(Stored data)
********************

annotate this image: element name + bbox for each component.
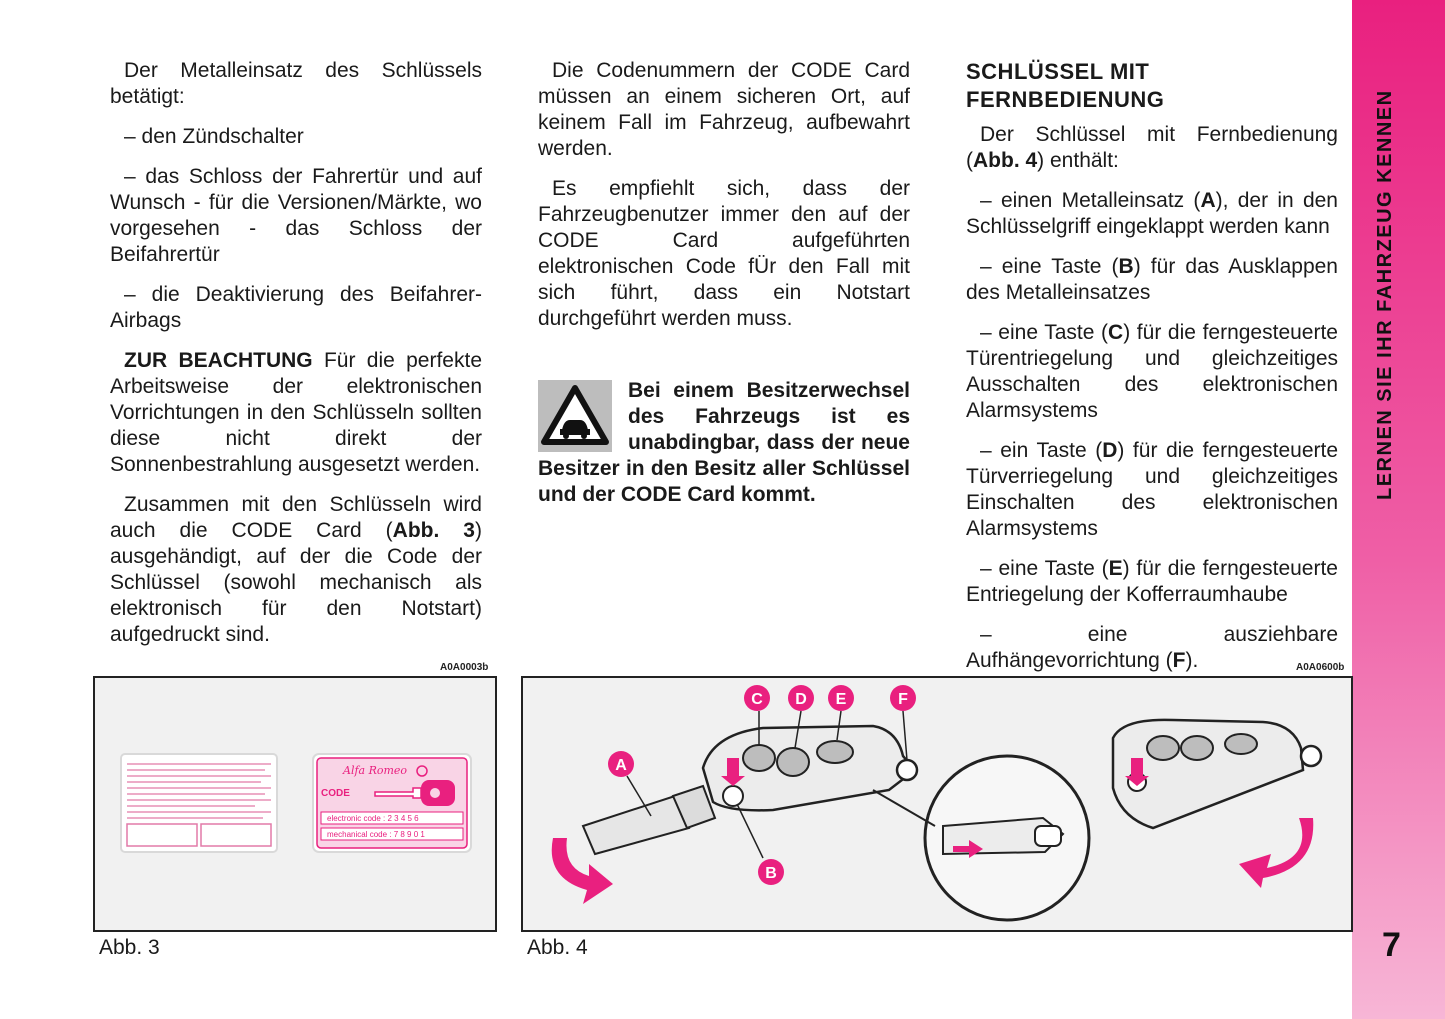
column-3 (966, 58, 1338, 688)
list-item (966, 254, 1338, 306)
text-fragment: ) für die ferngesteuerte Türentriegelung und gleichzeitiges Ausschalten des elektronischen Alarmsystems (966, 321, 1338, 422)
text-fragment: ) für das Ausklappen des Metalleinsatzes (966, 255, 1338, 304)
text-fragment: Zusammen mit den Schlüsseln wird auch die CODE Card ( (110, 493, 482, 542)
note-paragraph (110, 348, 482, 478)
card-brand: Alfa Romeo (343, 764, 408, 777)
list-item (966, 188, 1338, 240)
item-letter: D (1102, 439, 1118, 462)
label-e: E (835, 691, 847, 708)
paragraph (966, 122, 1338, 174)
paragraph: Es empfiehlt sich, dass der Fahrzeugbenutzer immer den auf der CODE Card aufgeführten elektronischen Code fÜr den Fall mit sich führt, dass ein Notstart durchgeführt werden muss. (538, 177, 910, 330)
chapter-sidebar (1352, 0, 1445, 1019)
list-item: – das Schloss der Fahrertür und auf Wunsch - für die Versionen/Märkte, wo vorgesehen - das Schloss der Beifahrertür (110, 165, 482, 266)
label-d: D (795, 691, 807, 708)
figure-code: A0A0600b (1296, 662, 1345, 673)
paragraph: Der Metalleinsatz des Schlüssels betätigt: (110, 59, 482, 108)
item-letter: F (1172, 649, 1186, 672)
text-fragment: ), der in den Schlüsselgriff eingeklappt werden kann (966, 189, 1338, 238)
text-fragment: – eine Taste ( (980, 255, 1119, 278)
column-1 (110, 58, 482, 662)
list-item (966, 622, 1338, 674)
heading-line: SCHLÜSSEL MIT (966, 59, 1150, 84)
text-fragment: – ein Taste ( (980, 439, 1103, 462)
text-fragment: ) ausgehändigt, auf der die Code der Schlüssel (sowohl mechanisch als elektronisch für den Notstart) aufgedruckt sind. (110, 519, 482, 646)
note-text: Für die perfekte Arbeitsweise der elektronischen Vorrichtungen in den Schlüsseln sollten diese nicht direkt der Sonnenbestrahlung ausgesetzt werden. (110, 349, 482, 476)
page-number: 7 (1382, 926, 1401, 964)
figure-caption: Abb. 3 (99, 936, 160, 959)
electronic-code: electronic code : 2 3 4 5 6 (327, 814, 419, 823)
heading-line: FERNBEDIENUNG (966, 87, 1165, 112)
text-fragment: ) enthält: (1037, 149, 1119, 172)
figure-reference: Abb. 3 (392, 519, 475, 542)
item-letter: B (1118, 255, 1134, 278)
card-code-label: CODE (321, 788, 350, 799)
text-fragment: ) für die ferngesteuerte Türverriegelung und gleichzeitiges Einschalten des elektronischen Alarmsystems (966, 439, 1339, 540)
metal-blade (583, 786, 715, 854)
label-a: A (615, 757, 627, 774)
list-item (966, 556, 1338, 608)
figure-caption: Abb. 4 (527, 936, 588, 959)
list-item: – die Deaktivierung des Beifahrer-Airbags (110, 283, 482, 332)
rotate-arrow-icon (1239, 818, 1313, 888)
text-fragment: – eine ausziehbare Aufhängevorrichtung ( (966, 623, 1338, 672)
text-fragment: – eine Taste ( (980, 557, 1109, 580)
list-item: – den Zündschalter (124, 125, 304, 148)
text-fragment: ). (1185, 649, 1199, 672)
text-fragment: – einen Metalleinsatz ( (980, 189, 1201, 212)
warning-block (538, 378, 910, 508)
item-letter: C (1108, 321, 1124, 344)
label-b: B (765, 865, 777, 882)
warning-car-icon (538, 380, 612, 452)
figure-code: A0A0003b (440, 662, 489, 673)
paragraph: Die Codenummern der CODE Card müssen an einem sicheren Ort, auf keinem Fall im Fahrzeug, aufbewahrt werden. (538, 59, 910, 160)
list-item (966, 320, 1338, 424)
remote-key-illustration (523, 678, 1351, 930)
chapter-title: LERNEN SIE IHR FAHRZEUG KENNEN (1374, 89, 1396, 500)
text-fragment: – eine Taste ( (980, 321, 1109, 344)
section-heading (966, 58, 1338, 114)
paragraph (110, 492, 482, 648)
item-letter: A (1200, 189, 1216, 212)
mechanical-code: mechanical code : 7 8 9 0 1 (327, 830, 425, 839)
item-letter: E (1108, 557, 1123, 580)
warning-text: Bei einem Besitzerwechsel des Fahrzeugs ist es unabdingbar, dass der neue Besitzer in den Besitz aller Schlüssel und der CODE Card kommt. (538, 379, 910, 506)
label-c: C (751, 691, 763, 708)
label-f: F (898, 691, 908, 708)
list-item (966, 438, 1338, 542)
code-card-illustration (95, 678, 495, 930)
figure-4 (521, 676, 1353, 932)
note-label: ZUR BEACHTUNG (124, 349, 313, 372)
column-2 (538, 58, 910, 346)
text-fragment: ) für die ferngesteuerte Entriegelung der Kofferraumhaube (966, 557, 1338, 606)
figure-3 (93, 676, 497, 932)
figure-reference: Abb. 4 (973, 149, 1038, 172)
text-fragment: Der Schlüssel mit Fernbedienung ( (966, 123, 1338, 172)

********************

* [SET EXERCISE] Copy every one of the lines above word for word, leaving out the pictures.

* [EXERCISE OUTPUT]
annotate this image: element name + bbox for each component.
column-3 (966, 58, 1338, 688)
list-item (966, 254, 1338, 306)
text-fragment: ) für die ferngesteuerte Türentriegelung und gleichzeitiges Ausschalten des elektronischen Alarmsystems (966, 321, 1338, 422)
text-fragment: ) für das Ausklappen des Metalleinsatzes (966, 255, 1338, 304)
text-fragment: Zusammen mit den Schlüsseln wird auch die CODE Card ( (110, 493, 482, 542)
note-paragraph (110, 348, 482, 478)
card-brand: Alfa Romeo (343, 764, 408, 777)
list-item (966, 188, 1338, 240)
item-letter: D (1102, 439, 1118, 462)
label-e: E (835, 691, 847, 708)
paragraph (966, 122, 1338, 174)
paragraph: Es empfiehlt sich, dass der Fahrzeugbenutzer immer den auf der CODE Card aufgeführten elektronischen Code fÜr den Fall mit sich führt, dass ein Notstart durchgeführt werden muss. (538, 177, 910, 330)
chapter-sidebar (1352, 0, 1445, 1019)
list-item: – das Schloss der Fahrertür und auf Wunsch - für die Versionen/Märkte, wo vorgesehen - das Schloss der Beifahrertür (110, 165, 482, 266)
label-d: D (795, 691, 807, 708)
figure-code: A0A0600b (1296, 662, 1345, 673)
paragraph: Der Metalleinsatz des Schlüssels betätigt: (110, 59, 482, 108)
item-letter: F (1172, 649, 1186, 672)
text-fragment: ), der in den Schlüsselgriff eingeklappt werden kann (966, 189, 1338, 238)
text-fragment: – eine Taste ( (980, 255, 1119, 278)
column-1 (110, 58, 482, 662)
list-item (966, 622, 1338, 674)
heading-line: SCHLÜSSEL MIT (966, 59, 1150, 84)
text-fragment: – ein Taste ( (980, 439, 1103, 462)
text-fragment: ) ausgehändigt, auf der die Code der Schlüssel (sowohl mechanisch als elektronisch für den Notstart) aufgedruckt sind. (110, 519, 482, 646)
note-text: Für die perfekte Arbeitsweise der elektronischen Vorrichtungen in den Schlüsseln sollten diese nicht direkt der Sonnenbestrahlung ausgesetzt werden. (110, 349, 482, 476)
page-number: 7 (1382, 926, 1401, 964)
figure-caption: Abb. 3 (99, 936, 160, 959)
electronic-code: electronic code : 2 3 4 5 6 (327, 814, 419, 823)
heading-line: FERNBEDIENUNG (966, 87, 1165, 112)
text-fragment: ) enthält: (1037, 149, 1119, 172)
figure-reference: Abb. 3 (392, 519, 475, 542)
item-letter: B (1118, 255, 1134, 278)
card-code-label: CODE (321, 788, 350, 799)
text-fragment: ) für die ferngesteuerte Türverriegelung und gleichzeitiges Einschalten des elektronischen Alarmsystems (966, 439, 1339, 540)
metal-blade (583, 786, 715, 854)
label-a: A (615, 757, 627, 774)
list-item (966, 556, 1338, 608)
figure-caption: Abb. 4 (527, 936, 588, 959)
list-item: – die Deaktivierung des Beifahrer-Airbags (110, 283, 482, 332)
rotate-arrow-icon (1239, 818, 1313, 888)
text-fragment: – eine ausziehbare Aufhängevorrichtung ( (966, 623, 1338, 672)
text-fragment: – eine Taste ( (980, 557, 1109, 580)
list-item: – den Zündschalter (124, 125, 304, 148)
text-fragment: ). (1185, 649, 1199, 672)
text-fragment: – einen Metalleinsatz ( (980, 189, 1201, 212)
warning-block (538, 378, 910, 508)
item-letter: C (1108, 321, 1124, 344)
label-b: B (765, 865, 777, 882)
warning-car-icon (538, 380, 612, 452)
figure-code: A0A0003b (440, 662, 489, 673)
paragraph: Die Codenummern der CODE Card müssen an einem sicheren Ort, auf keinem Fall im Fahrzeug, aufbewahrt werden. (538, 59, 910, 160)
list-item (966, 320, 1338, 424)
remote-key-illustration (523, 678, 1351, 930)
chapter-title: LERNEN SIE IHR FAHRZEUG KENNEN (1374, 89, 1396, 500)
text-fragment: – eine Taste ( (980, 321, 1109, 344)
section-heading (966, 58, 1338, 114)
paragraph (110, 492, 482, 648)
item-letter: A (1200, 189, 1216, 212)
mechanical-code: mechanical code : 7 8 9 0 1 (327, 830, 425, 839)
item-letter: E (1108, 557, 1123, 580)
warning-text: Bei einem Besitzerwechsel des Fahrzeugs ist es unabdingbar, dass der neue Besitzer in den Besitz aller Schlüssel und der CODE Card kommt. (538, 379, 910, 506)
label-c: C (751, 691, 763, 708)
label-f: F (898, 691, 908, 708)
list-item (966, 438, 1338, 542)
code-card-illustration (95, 678, 495, 930)
figure-4 (521, 676, 1353, 932)
note-label: ZUR BEACHTUNG (124, 349, 313, 372)
column-2 (538, 58, 910, 346)
text-fragment: ) für die ferngesteuerte Entriegelung der Kofferraumhaube (966, 557, 1338, 606)
figure-3 (93, 676, 497, 932)
figure-reference: Abb. 4 (973, 149, 1038, 172)
text-fragment: Der Schlüssel mit Fernbedienung ( (966, 123, 1338, 172)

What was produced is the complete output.